What you should do: Copy these records line for line, with no changes.

[Start of Entries provided]

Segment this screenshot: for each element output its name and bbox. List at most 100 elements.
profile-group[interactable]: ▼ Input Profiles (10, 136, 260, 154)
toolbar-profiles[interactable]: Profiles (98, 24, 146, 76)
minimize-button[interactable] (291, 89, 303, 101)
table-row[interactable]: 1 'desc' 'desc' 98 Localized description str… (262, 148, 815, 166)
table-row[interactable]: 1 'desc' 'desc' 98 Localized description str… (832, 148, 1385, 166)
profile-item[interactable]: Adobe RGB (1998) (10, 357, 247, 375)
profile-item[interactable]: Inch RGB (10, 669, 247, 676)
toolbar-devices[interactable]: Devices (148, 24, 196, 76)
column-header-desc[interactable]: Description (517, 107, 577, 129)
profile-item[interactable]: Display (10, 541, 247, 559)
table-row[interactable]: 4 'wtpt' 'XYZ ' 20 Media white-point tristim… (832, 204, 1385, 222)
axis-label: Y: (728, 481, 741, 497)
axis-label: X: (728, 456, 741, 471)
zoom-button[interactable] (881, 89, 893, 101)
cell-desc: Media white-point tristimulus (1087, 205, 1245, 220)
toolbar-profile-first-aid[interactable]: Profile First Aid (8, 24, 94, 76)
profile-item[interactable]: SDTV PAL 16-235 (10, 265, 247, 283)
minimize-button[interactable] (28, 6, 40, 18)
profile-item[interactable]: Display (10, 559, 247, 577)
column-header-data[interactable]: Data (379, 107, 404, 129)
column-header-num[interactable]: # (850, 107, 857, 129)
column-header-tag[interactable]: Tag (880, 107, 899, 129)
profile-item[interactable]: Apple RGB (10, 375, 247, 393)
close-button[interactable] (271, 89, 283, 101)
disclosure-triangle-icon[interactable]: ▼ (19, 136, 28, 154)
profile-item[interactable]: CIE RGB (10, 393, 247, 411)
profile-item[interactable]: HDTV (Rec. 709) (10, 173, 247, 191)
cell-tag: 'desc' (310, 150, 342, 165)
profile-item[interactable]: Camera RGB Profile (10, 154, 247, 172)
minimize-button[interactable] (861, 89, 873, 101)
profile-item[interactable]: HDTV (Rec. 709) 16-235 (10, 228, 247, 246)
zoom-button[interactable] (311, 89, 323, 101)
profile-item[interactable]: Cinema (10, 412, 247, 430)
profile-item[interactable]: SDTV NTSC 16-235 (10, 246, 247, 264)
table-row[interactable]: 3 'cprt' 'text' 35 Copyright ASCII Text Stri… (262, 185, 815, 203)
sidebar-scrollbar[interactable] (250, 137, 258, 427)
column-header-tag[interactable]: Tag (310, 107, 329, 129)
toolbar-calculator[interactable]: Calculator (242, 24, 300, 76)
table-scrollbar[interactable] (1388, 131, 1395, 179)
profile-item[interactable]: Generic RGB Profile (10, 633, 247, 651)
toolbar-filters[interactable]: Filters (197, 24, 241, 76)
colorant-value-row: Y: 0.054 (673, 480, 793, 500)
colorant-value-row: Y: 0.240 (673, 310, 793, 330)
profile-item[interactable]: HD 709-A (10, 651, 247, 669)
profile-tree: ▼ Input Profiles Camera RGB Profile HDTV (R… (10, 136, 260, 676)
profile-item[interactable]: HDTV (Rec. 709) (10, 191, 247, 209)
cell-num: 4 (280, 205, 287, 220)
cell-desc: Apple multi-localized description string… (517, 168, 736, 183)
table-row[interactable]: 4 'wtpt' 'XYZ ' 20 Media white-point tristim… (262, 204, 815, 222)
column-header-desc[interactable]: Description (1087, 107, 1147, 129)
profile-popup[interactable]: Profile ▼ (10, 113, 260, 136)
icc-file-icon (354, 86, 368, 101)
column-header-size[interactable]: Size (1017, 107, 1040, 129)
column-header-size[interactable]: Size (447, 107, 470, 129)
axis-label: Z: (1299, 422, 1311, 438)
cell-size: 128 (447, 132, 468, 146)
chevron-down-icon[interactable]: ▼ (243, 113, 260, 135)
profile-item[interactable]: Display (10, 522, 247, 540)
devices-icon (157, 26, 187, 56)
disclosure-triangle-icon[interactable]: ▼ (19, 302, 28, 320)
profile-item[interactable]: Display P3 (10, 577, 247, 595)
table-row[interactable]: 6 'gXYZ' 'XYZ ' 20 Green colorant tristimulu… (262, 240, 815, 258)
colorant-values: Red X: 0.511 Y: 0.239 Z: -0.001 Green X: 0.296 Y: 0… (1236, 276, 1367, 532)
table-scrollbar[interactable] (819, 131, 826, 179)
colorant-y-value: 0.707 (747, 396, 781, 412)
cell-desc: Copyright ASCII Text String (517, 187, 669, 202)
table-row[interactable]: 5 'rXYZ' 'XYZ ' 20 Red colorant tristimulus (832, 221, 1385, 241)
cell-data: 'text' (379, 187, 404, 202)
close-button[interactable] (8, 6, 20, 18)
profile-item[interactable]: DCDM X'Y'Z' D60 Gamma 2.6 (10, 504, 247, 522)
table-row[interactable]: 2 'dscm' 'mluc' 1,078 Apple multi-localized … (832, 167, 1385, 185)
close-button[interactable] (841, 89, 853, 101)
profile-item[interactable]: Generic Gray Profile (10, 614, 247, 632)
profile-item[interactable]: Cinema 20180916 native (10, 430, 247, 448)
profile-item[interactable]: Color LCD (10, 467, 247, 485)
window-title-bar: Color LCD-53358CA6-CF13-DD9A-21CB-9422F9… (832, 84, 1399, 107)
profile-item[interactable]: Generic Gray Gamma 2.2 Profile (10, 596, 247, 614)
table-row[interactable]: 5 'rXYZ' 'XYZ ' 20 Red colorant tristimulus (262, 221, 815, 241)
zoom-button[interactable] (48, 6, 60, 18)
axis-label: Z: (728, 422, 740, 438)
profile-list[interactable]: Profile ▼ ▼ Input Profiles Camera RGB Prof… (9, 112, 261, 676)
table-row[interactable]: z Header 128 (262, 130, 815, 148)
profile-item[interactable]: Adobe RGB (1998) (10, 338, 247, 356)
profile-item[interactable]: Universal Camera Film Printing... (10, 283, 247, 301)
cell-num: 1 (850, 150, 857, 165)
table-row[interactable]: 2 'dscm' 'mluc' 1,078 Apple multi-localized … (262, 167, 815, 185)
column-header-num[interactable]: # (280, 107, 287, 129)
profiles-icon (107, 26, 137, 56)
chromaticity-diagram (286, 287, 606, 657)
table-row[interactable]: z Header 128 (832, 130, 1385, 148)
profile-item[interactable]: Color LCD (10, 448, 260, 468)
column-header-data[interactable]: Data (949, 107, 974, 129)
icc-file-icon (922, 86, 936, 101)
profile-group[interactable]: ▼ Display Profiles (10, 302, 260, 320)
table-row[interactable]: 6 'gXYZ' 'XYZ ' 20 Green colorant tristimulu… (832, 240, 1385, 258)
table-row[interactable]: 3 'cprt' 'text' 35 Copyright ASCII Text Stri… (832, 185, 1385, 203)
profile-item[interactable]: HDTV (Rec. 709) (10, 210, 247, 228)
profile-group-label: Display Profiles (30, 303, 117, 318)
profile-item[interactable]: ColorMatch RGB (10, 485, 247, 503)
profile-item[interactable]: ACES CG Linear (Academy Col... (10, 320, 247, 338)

[End of Entries provided]

Expected answer:
Segment this screenshot: for each element output its name and bbox. List at most 100 elements.
profile-group[interactable]: ▼ Input Profiles (10, 136, 260, 154)
toolbar-profiles[interactable]: Profiles (98, 24, 146, 76)
minimize-button[interactable] (291, 89, 303, 101)
table-row[interactable]: 1 'desc' 'desc' 98 Localized description str… (262, 148, 815, 166)
table-row[interactable]: 1 'desc' 'desc' 98 Localized description str… (832, 148, 1385, 166)
profile-item[interactable]: Adobe RGB (1998) (10, 357, 247, 375)
profile-item[interactable]: Inch RGB (10, 669, 247, 676)
toolbar-devices[interactable]: Devices (148, 24, 196, 76)
column-header-desc[interactable]: Description (517, 107, 577, 129)
profile-item[interactable]: Display (10, 541, 247, 559)
table-row[interactable]: 4 'wtpt' 'XYZ ' 20 Media white-point tristim… (832, 204, 1385, 222)
axis-label: Y: (728, 481, 741, 497)
axis-label: X: (728, 456, 741, 471)
zoom-button[interactable] (881, 89, 893, 101)
cell-desc: Media white-point tristimulus (1087, 205, 1245, 220)
toolbar-profile-first-aid[interactable]: Profile First Aid (8, 24, 94, 76)
profile-item[interactable]: SDTV PAL 16-235 (10, 265, 247, 283)
minimize-button[interactable] (28, 6, 40, 18)
profile-item[interactable]: Display (10, 559, 247, 577)
column-header-data[interactable]: Data (379, 107, 404, 129)
column-header-num[interactable]: # (850, 107, 857, 129)
column-header-tag[interactable]: Tag (880, 107, 899, 129)
profile-item[interactable]: Apple RGB (10, 375, 247, 393)
close-button[interactable] (271, 89, 283, 101)
disclosure-triangle-icon[interactable]: ▼ (19, 136, 28, 154)
profile-item[interactable]: CIE RGB (10, 393, 247, 411)
profile-item[interactable]: HDTV (Rec. 709) (10, 173, 247, 191)
cell-tag: 'desc' (310, 150, 342, 165)
profile-item[interactable]: Camera RGB Profile (10, 154, 247, 172)
minimize-button[interactable] (861, 89, 873, 101)
profile-item[interactable]: HDTV (Rec. 709) 16-235 (10, 228, 247, 246)
zoom-button[interactable] (311, 89, 323, 101)
profile-item[interactable]: Cinema (10, 412, 247, 430)
profile-item[interactable]: SDTV NTSC 16-235 (10, 246, 247, 264)
table-row[interactable]: 3 'cprt' 'text' 35 Copyright ASCII Text Stri… (262, 185, 815, 203)
sidebar-scrollbar[interactable] (250, 137, 258, 427)
column-header-tag[interactable]: Tag (310, 107, 329, 129)
toolbar-calculator[interactable]: Calculator (242, 24, 300, 76)
table-scrollbar[interactable] (1388, 131, 1395, 179)
profile-item[interactable]: Generic RGB Profile (10, 633, 247, 651)
toolbar-filters[interactable]: Filters (197, 24, 241, 76)
colorant-value-row: Y: 0.054 (673, 480, 793, 500)
colorant-value-row: Y: 0.240 (673, 310, 793, 330)
profile-item[interactable]: HD 709-A (10, 651, 247, 669)
profile-tree: ▼ Input Profiles Camera RGB Profile HDTV (R… (10, 136, 260, 676)
profile-item[interactable]: HDTV (Rec. 709) (10, 191, 247, 209)
cell-num: 4 (280, 205, 287, 220)
cell-desc: Apple multi-localized description string… (517, 168, 736, 183)
table-row[interactable]: 4 'wtpt' 'XYZ ' 20 Media white-point tristim… (262, 204, 815, 222)
column-header-desc[interactable]: Description (1087, 107, 1147, 129)
profile-popup[interactable]: Profile ▼ (10, 113, 260, 136)
icc-file-icon (354, 86, 368, 101)
column-header-size[interactable]: Size (1017, 107, 1040, 129)
column-header-size[interactable]: Size (447, 107, 470, 129)
axis-label: Z: (1299, 422, 1311, 438)
cell-size: 128 (447, 132, 468, 146)
chevron-down-icon[interactable]: ▼ (243, 113, 260, 135)
profile-item[interactable]: Display (10, 522, 247, 540)
devices-icon (157, 26, 187, 56)
disclosure-triangle-icon[interactable]: ▼ (19, 302, 28, 320)
profile-item[interactable]: Display P3 (10, 577, 247, 595)
table-row[interactable]: 6 'gXYZ' 'XYZ ' 20 Green colorant tristimulu… (262, 240, 815, 258)
colorant-values: Red X: 0.511 Y: 0.239 Z: -0.001 Green X: 0.296 Y: 0… (1236, 276, 1367, 532)
table-scrollbar[interactable] (819, 131, 826, 179)
colorant-y-value: 0.707 (747, 396, 781, 412)
cell-desc: Copyright ASCII Text String (517, 187, 669, 202)
table-row[interactable]: 5 'rXYZ' 'XYZ ' 20 Red colorant tristimulus (832, 221, 1385, 241)
cell-data: 'text' (379, 187, 404, 202)
close-button[interactable] (8, 6, 20, 18)
profile-item[interactable]: DCDM X'Y'Z' D60 Gamma 2.6 (10, 504, 247, 522)
table-row[interactable]: 2 'dscm' 'mluc' 1,078 Apple multi-localized … (832, 167, 1385, 185)
close-button[interactable] (841, 89, 853, 101)
profile-item[interactable]: Generic Gray Profile (10, 614, 247, 632)
profile-item[interactable]: Cinema 20180916 native (10, 430, 247, 448)
profile-item[interactable]: Color LCD (10, 467, 247, 485)
window-title-bar: Color LCD-53358CA6-CF13-DD9A-21CB-9422F9… (832, 84, 1399, 107)
profile-item[interactable]: Generic Gray Gamma 2.2 Profile (10, 596, 247, 614)
table-row[interactable]: 5 'rXYZ' 'XYZ ' 20 Red colorant tristimulus (262, 221, 815, 241)
zoom-button[interactable] (48, 6, 60, 18)
axis-label: Z: (728, 422, 740, 438)
profile-list[interactable]: Profile ▼ ▼ Input Profiles Camera RGB Prof… (9, 112, 261, 676)
table-row[interactable]: z Header 128 (262, 130, 815, 148)
profile-item[interactable]: Adobe RGB (1998) (10, 338, 247, 356)
profile-item[interactable]: Universal Camera Film Printing... (10, 283, 247, 301)
cell-num: 1 (850, 150, 857, 165)
table-row[interactable]: 2 'dscm' 'mluc' 1,078 Apple multi-localized … (262, 167, 815, 185)
column-header-num[interactable]: # (280, 107, 287, 129)
profiles-icon (107, 26, 137, 56)
chromaticity-diagram (286, 287, 606, 657)
table-row[interactable]: z Header 128 (832, 130, 1385, 148)
profile-item[interactable]: Color LCD (10, 448, 260, 468)
column-header-data[interactable]: Data (949, 107, 974, 129)
icc-file-icon (922, 86, 936, 101)
profile-group[interactable]: ▼ Display Profiles (10, 302, 260, 320)
table-row[interactable]: 6 'gXYZ' 'XYZ ' 20 Green colorant tristimulu… (832, 240, 1385, 258)
table-row[interactable]: 3 'cprt' 'text' 35 Copyright ASCII Text Stri… (832, 185, 1385, 203)
profile-item[interactable]: HDTV (Rec. 709) (10, 210, 247, 228)
profile-group-label: Display Profiles (30, 303, 117, 318)
profile-item[interactable]: ColorMatch RGB (10, 485, 247, 503)
profile-item[interactable]: ACES CG Linear (Academy Col... (10, 320, 247, 338)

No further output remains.